### What is required
Return each line of the listing below, unchanged, and omit the images.

╭─ Extracted material

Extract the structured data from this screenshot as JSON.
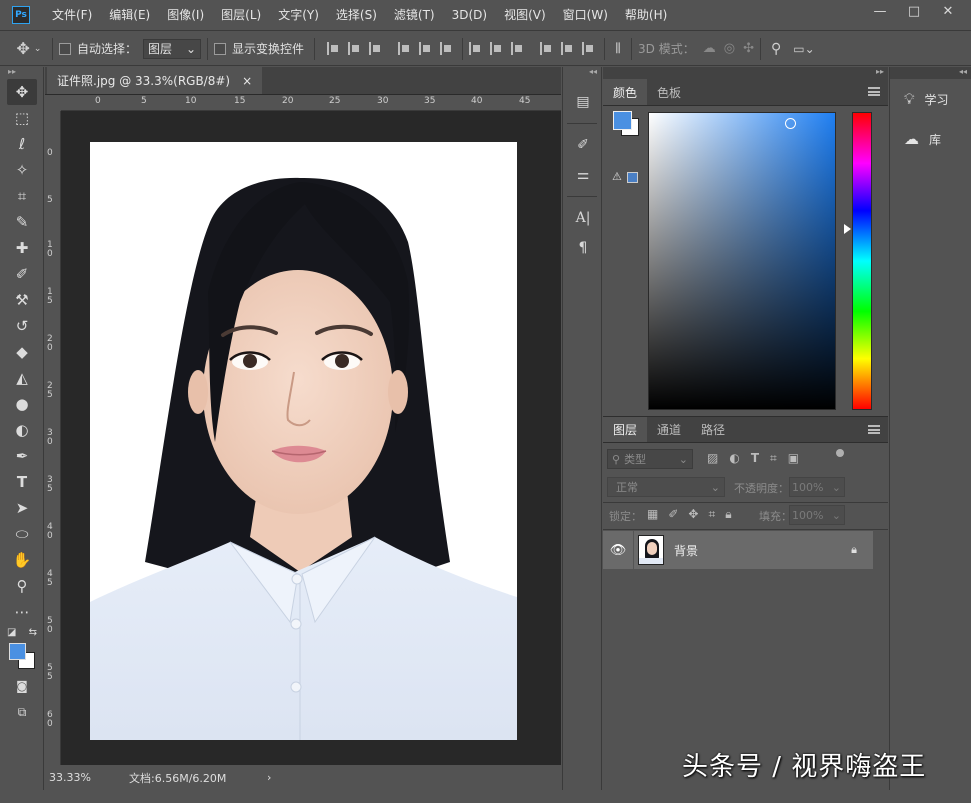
{
  "app": {
    "logo": "Ps"
  },
  "menu": [
    "文件(F)",
    "编辑(E)",
    "图像(I)",
    "图层(L)",
    "文字(Y)",
    "选择(S)",
    "滤镜(T)",
    "3D(D)",
    "视图(V)",
    "窗口(W)",
    "帮助(H)"
  ],
  "window_controls": {
    "minimize": "—",
    "maximize": "□",
    "close": "✕"
  },
  "options": {
    "auto_select_label": "自动选择：",
    "auto_select_value": "图层",
    "transform_label": "显示变换控件",
    "mode_label": "3D 模式："
  },
  "document": {
    "tab_title": "证件照.jpg @ 33.3%(RGB/8#)",
    "tab_close": "×",
    "zoom": "33.33%",
    "doc_size": "文档:6.56M/6.20M",
    "status_arrow": "›"
  },
  "ruler_h": [
    "0",
    "5",
    "10",
    "15",
    "20",
    "25",
    "30",
    "35",
    "40",
    "45"
  ],
  "ruler_v": [
    "0",
    "5",
    "1 0",
    "1 5",
    "2 0",
    "2 5",
    "3 0",
    "3 5",
    "4 0",
    "4 5",
    "5 0",
    "5 5",
    "6 0"
  ],
  "color_panel": {
    "tabs": [
      "颜色",
      "色板"
    ],
    "foreground": "#4a90e2",
    "background": "#ffffff",
    "picker_hue": "#1f7ff2"
  },
  "layers_panel": {
    "tabs": [
      "图层",
      "通道",
      "路径"
    ],
    "filter_kind": "类型",
    "blend_mode": "正常",
    "opacity_label": "不透明度：",
    "opacity_value": "100%",
    "lock_label": "锁定：",
    "fill_label": "填充：",
    "fill_value": "100%",
    "layers": [
      {
        "name": "背景",
        "visible": true,
        "locked": true
      }
    ]
  },
  "side_panels": [
    {
      "label": "学习",
      "icon": "lightbulb-icon"
    },
    {
      "label": "库",
      "icon": "cc-libraries-icon"
    }
  ],
  "watermark": "头条号 / 视界嗨盗王",
  "colors": {
    "accent": "#31a8ff",
    "bg": "#535353",
    "dark": "#282828"
  }
}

╰─

### Answer to this exercise
Extract the structured data from this screenshot as JSON.
{
  "app": {
    "logo": "Ps"
  },
  "menu": [
    "文件(F)",
    "编辑(E)",
    "图像(I)",
    "图层(L)",
    "文字(Y)",
    "选择(S)",
    "滤镜(T)",
    "3D(D)",
    "视图(V)",
    "窗口(W)",
    "帮助(H)"
  ],
  "window_controls": {
    "minimize": "—",
    "maximize": "□",
    "close": "✕"
  },
  "options": {
    "auto_select_label": "自动选择：",
    "auto_select_value": "图层",
    "transform_label": "显示变换控件",
    "mode_label": "3D 模式："
  },
  "document": {
    "tab_title": "证件照.jpg @ 33.3%(RGB/8#)",
    "tab_close": "×",
    "zoom": "33.33%",
    "doc_size": "文档:6.56M/6.20M",
    "status_arrow": "›"
  },
  "ruler_h": [
    "0",
    "5",
    "10",
    "15",
    "20",
    "25",
    "30",
    "35",
    "40",
    "45"
  ],
  "ruler_v": [
    "0",
    "5",
    "1 0",
    "1 5",
    "2 0",
    "2 5",
    "3 0",
    "3 5",
    "4 0",
    "4 5",
    "5 0",
    "5 5",
    "6 0"
  ],
  "color_panel": {
    "tabs": [
      "颜色",
      "色板"
    ],
    "foreground": "#4a90e2",
    "background": "#ffffff",
    "picker_hue": "#1f7ff2"
  },
  "layers_panel": {
    "tabs": [
      "图层",
      "通道",
      "路径"
    ],
    "filter_kind": "类型",
    "blend_mode": "正常",
    "opacity_label": "不透明度：",
    "opacity_value": "100%",
    "lock_label": "锁定：",
    "fill_label": "填充：",
    "fill_value": "100%",
    "layers": [
      {
        "name": "背景",
        "visible": true,
        "locked": true
      }
    ]
  },
  "side_panels": [
    {
      "label": "学习",
      "icon": "lightbulb-icon"
    },
    {
      "label": "库",
      "icon": "cc-libraries-icon"
    }
  ],
  "watermark": "头条号 / 视界嗨盗王",
  "colors": {
    "accent": "#31a8ff",
    "bg": "#535353",
    "dark": "#282828"
  }
}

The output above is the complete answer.